┌──
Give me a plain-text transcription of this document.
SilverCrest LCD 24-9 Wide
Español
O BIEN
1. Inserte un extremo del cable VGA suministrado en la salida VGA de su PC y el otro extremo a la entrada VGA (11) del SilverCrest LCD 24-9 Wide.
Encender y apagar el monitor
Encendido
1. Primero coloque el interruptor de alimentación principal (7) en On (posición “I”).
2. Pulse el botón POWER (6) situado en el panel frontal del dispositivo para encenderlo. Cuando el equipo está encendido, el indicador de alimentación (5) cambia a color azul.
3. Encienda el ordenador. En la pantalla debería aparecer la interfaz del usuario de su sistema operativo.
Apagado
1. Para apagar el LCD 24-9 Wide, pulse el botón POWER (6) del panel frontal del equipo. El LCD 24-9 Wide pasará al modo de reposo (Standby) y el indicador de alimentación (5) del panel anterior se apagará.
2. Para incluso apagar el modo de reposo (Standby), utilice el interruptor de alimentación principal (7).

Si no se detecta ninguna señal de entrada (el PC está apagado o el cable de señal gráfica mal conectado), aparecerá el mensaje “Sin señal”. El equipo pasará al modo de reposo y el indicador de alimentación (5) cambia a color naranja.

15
└──
■ **TASK PROMPT**
Write the data from above out again, exactly.

■ **RESULT FOR THIS TASK**
Give me a plain-text transcription of this document.
SilverCrest LCD 24-9 Wide
Español
O BIEN
1. Inserte un extremo del cable VGA suministrado en la salida VGA de su PC y el otro extremo a la entrada VGA (11) del SilverCrest LCD 24-9 Wide.
Encender y apagar el monitor
Encendido
1. Primero coloque el interruptor de alimentación principal (7) en On (posición “I”).
2. Pulse el botón POWER (6) situado en el panel frontal del dispositivo para encenderlo. Cuando el equipo está encendido, el indicador de alimentación (5) cambia a color azul.
3. Encienda el ordenador. En la pantalla debería aparecer la interfaz del usuario de su sistema operativo.
Apagado
1. Para apagar el LCD 24-9 Wide, pulse el botón POWER (6) del panel frontal del equipo. El LCD 24-9 Wide pasará al modo de reposo (Standby) y el indicador de alimentación (5) del panel anterior se apagará.
2. Para incluso apagar el modo de reposo (Standby), utilice el interruptor de alimentación principal (7).

Si no se detecta ninguna señal de entrada (el PC está apagado o el cable de señal gráfica mal conectado), aparecerá el mensaje “Sin señal”. El equipo pasará al modo de reposo y el indicador de alimentación (5) cambia a color naranja.

15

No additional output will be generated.